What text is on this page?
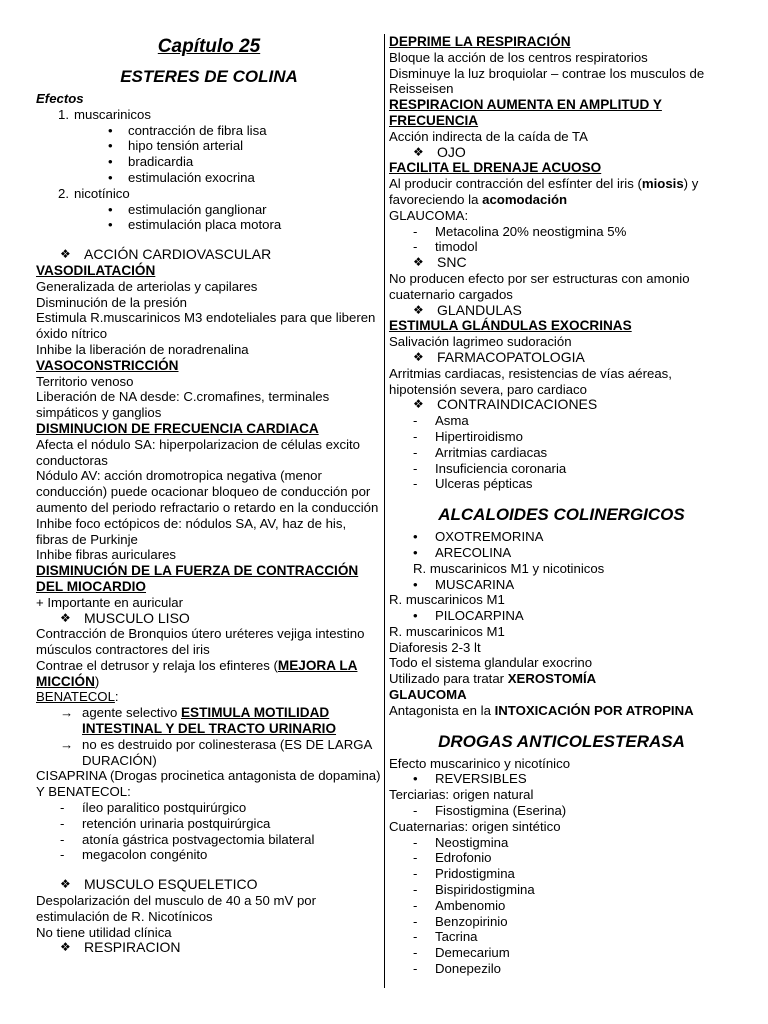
Capítulo 25

ESTERES DE COLINA

Efectos

1. muscarinicos
• contracción de fibra lisa
• hipo tensión arterial
• bradicardia
• estimulación exocrina
2. nicotínico
• estimulación ganglionar
• estimulación placa motora

❖ ACCIÓN CARDIOVASCULAR

VASODILATACIÓN

Generalizada de arteriolas y capilares

Disminución de la presión

Estimula R.muscarinicos M3 endoteliales para que liberen óxido nítrico

Inhibe la liberación de noradrenalina

VASOCONSTRICCIÓN

Territorio venoso

Liberación de NA desde: C.cromafines, terminales simpáticos y ganglios

DISMINUCION DE FRECUENCIA CARDIACA

Afecta el nódulo SA: hiperpolarizacion de células excito conductoras

Nódulo AV: acción dromotropica negativa (menor conducción) puede ocacionar bloqueo de conducción por aumento del periodo refractario o retardo en la conducción

Inhibe foco ectópicos de: nódulos SA, AV, haz de his, fibras de Purkinje

Inhibe fibras auriculares

DISMINUCIÓN DE LA FUERZA DE CONTRACCIÓN DEL MIOCARDIO

+ Importante en auricular

❖ MUSCULO LISO

Contracción de Bronquios útero uréteres vejiga intestino músculos contractores del iris

Contrae el detrusor y relaja los efinteres (MEJORA LA MICCIÓN)

BENATECOL:

→ agente selectivo ESTIMULA MOTILIDAD INTESTINAL Y DEL TRACTO URINARIO

→ no es destruido por colinesterasa (ES DE LARGA DURACIÓN)

CISAPRINA (Drogas procinetica antagonista de dopamina) Y BENATECOL:

- íleo paralitico postquirúrgico
- retención urinaria postquirúrgica
- atonía gástrica postvagectomia bilateral
- megacolon congénito

❖ MUSCULO ESQUELETICO

Despolarización del musculo de 40 a 50 mV por estimulación de R. Nicotínicos

No tiene utilidad clínica

❖ RESPIRACION

DEPRIME LA RESPIRACIÓN

Bloque la acción de los centros respiratorios

Disminuye la luz broquiolar – contrae los musculos de Reisseisen

RESPIRACION AUMENTA EN AMPLITUD Y FRECUENCIA

Acción indirecta de la caída de TA

❖ OJO

FACILITA EL DRENAJE ACUOSO

Al producir contracción del esfínter del iris (miosis) y favoreciendo la acomodación

GLAUCOMA:

- Metacolina 20% neostigmina 5%
- timodol

❖ SNC

No producen efecto por ser estructuras con amonio cuaternario cargados

❖ GLANDULAS

ESTIMULA GLÁNDULAS EXOCRINAS

Salivación lagrimeo sudoración

❖ FARMACOPATOLOGIA

Arritmias cardiacas, resistencias de vías aéreas, hipotensión severa, paro cardiaco

❖ CONTRAINDICACIONES

- Asma
- Hipertiroidismo
- Arritmias cardiacas
- Insuficiencia coronaria
- Ulceras pépticas

ALCALOIDES COLINERGICOS

• OXOTREMORINA
• ARECOLINA

R. muscarinicos M1 y nicotinicos

• MUSCARINA

R. muscarinicos M1

• PILOCARPINA

R. muscarinicos M1

Diaforesis 2-3 lt

Todo el sistema glandular exocrino

Utilizado para tratar XEROSTOMÍA

GLAUCOMA

Antagonista en la INTOXICACIÓN POR ATROPINA

DROGAS ANTICOLESTERASA

Efecto muscarinico y nicotínico

• REVERSIBLES

Terciarias: origen natural

- Fisostigmina (Eserina)

Cuaternarias: origen sintético

- Neostigmina
- Edrofonio
- Pridostigmina
- Bispiridostigmina
- Ambenomio
- Benzopirinio
- Tacrina
- Demecarium
- Donepezilo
■ ■ ■
§ GIVEN INSTRUCTION
Every line above should be returned exactly; the pictures stay out.

§ ANSWER TO THE EXERCISE
What text is on this page?
Capítulo 25

ESTERES DE COLINA

Efectos

1. muscarinicos
• contracción de fibra lisa
• hipo tensión arterial
• bradicardia
• estimulación exocrina
2. nicotínico
• estimulación ganglionar
• estimulación placa motora

❖ ACCIÓN CARDIOVASCULAR

VASODILATACIÓN

Generalizada de arteriolas y capilares

Disminución de la presión

Estimula R.muscarinicos M3 endoteliales para que liberen óxido nítrico

Inhibe la liberación de noradrenalina

VASOCONSTRICCIÓN

Territorio venoso

Liberación de NA desde: C.cromafines, terminales simpáticos y ganglios

DISMINUCION DE FRECUENCIA CARDIACA

Afecta el nódulo SA: hiperpolarizacion de células excito conductoras

Nódulo AV: acción dromotropica negativa (menor conducción) puede ocacionar bloqueo de conducción por aumento del periodo refractario o retardo en la conducción

Inhibe foco ectópicos de: nódulos SA, AV, haz de his, fibras de Purkinje

Inhibe fibras auriculares

DISMINUCIÓN DE LA FUERZA DE CONTRACCIÓN DEL MIOCARDIO

+ Importante en auricular

❖ MUSCULO LISO

Contracción de Bronquios útero uréteres vejiga intestino músculos contractores del iris

Contrae el detrusor y relaja los efinteres (MEJORA LA MICCIÓN)

BENATECOL:

→ agente selectivo ESTIMULA MOTILIDAD INTESTINAL Y DEL TRACTO URINARIO

→ no es destruido por colinesterasa (ES DE LARGA DURACIÓN)

CISAPRINA (Drogas procinetica antagonista de dopamina) Y BENATECOL:

- íleo paralitico postquirúrgico
- retención urinaria postquirúrgica
- atonía gástrica postvagectomia bilateral
- megacolon congénito

❖ MUSCULO ESQUELETICO

Despolarización del musculo de 40 a 50 mV por estimulación de R. Nicotínicos

No tiene utilidad clínica

❖ RESPIRACION

DEPRIME LA RESPIRACIÓN

Bloque la acción de los centros respiratorios

Disminuye la luz broquiolar – contrae los musculos de Reisseisen

RESPIRACION AUMENTA EN AMPLITUD Y FRECUENCIA

Acción indirecta de la caída de TA

❖ OJO

FACILITA EL DRENAJE ACUOSO

Al producir contracción del esfínter del iris (miosis) y favoreciendo la acomodación

GLAUCOMA:

- Metacolina 20% neostigmina 5%
- timodol

❖ SNC

No producen efecto por ser estructuras con amonio cuaternario cargados

❖ GLANDULAS

ESTIMULA GLÁNDULAS EXOCRINAS

Salivación lagrimeo sudoración

❖ FARMACOPATOLOGIA

Arritmias cardiacas, resistencias de vías aéreas, hipotensión severa, paro cardiaco

❖ CONTRAINDICACIONES

- Asma
- Hipertiroidismo
- Arritmias cardiacas
- Insuficiencia coronaria
- Ulceras pépticas

ALCALOIDES COLINERGICOS

• OXOTREMORINA
• ARECOLINA

R. muscarinicos M1 y nicotinicos

• MUSCARINA

R. muscarinicos M1

• PILOCARPINA

R. muscarinicos M1

Diaforesis 2-3 lt

Todo el sistema glandular exocrino

Utilizado para tratar XEROSTOMÍA

GLAUCOMA

Antagonista en la INTOXICACIÓN POR ATROPINA

DROGAS ANTICOLESTERASA

Efecto muscarinico y nicotínico

• REVERSIBLES

Terciarias: origen natural

- Fisostigmina (Eserina)

Cuaternarias: origen sintético

- Neostigmina
- Edrofonio
- Pridostigmina
- Bispiridostigmina
- Ambenomio
- Benzopirinio
- Tacrina
- Demecarium
- Donepezilo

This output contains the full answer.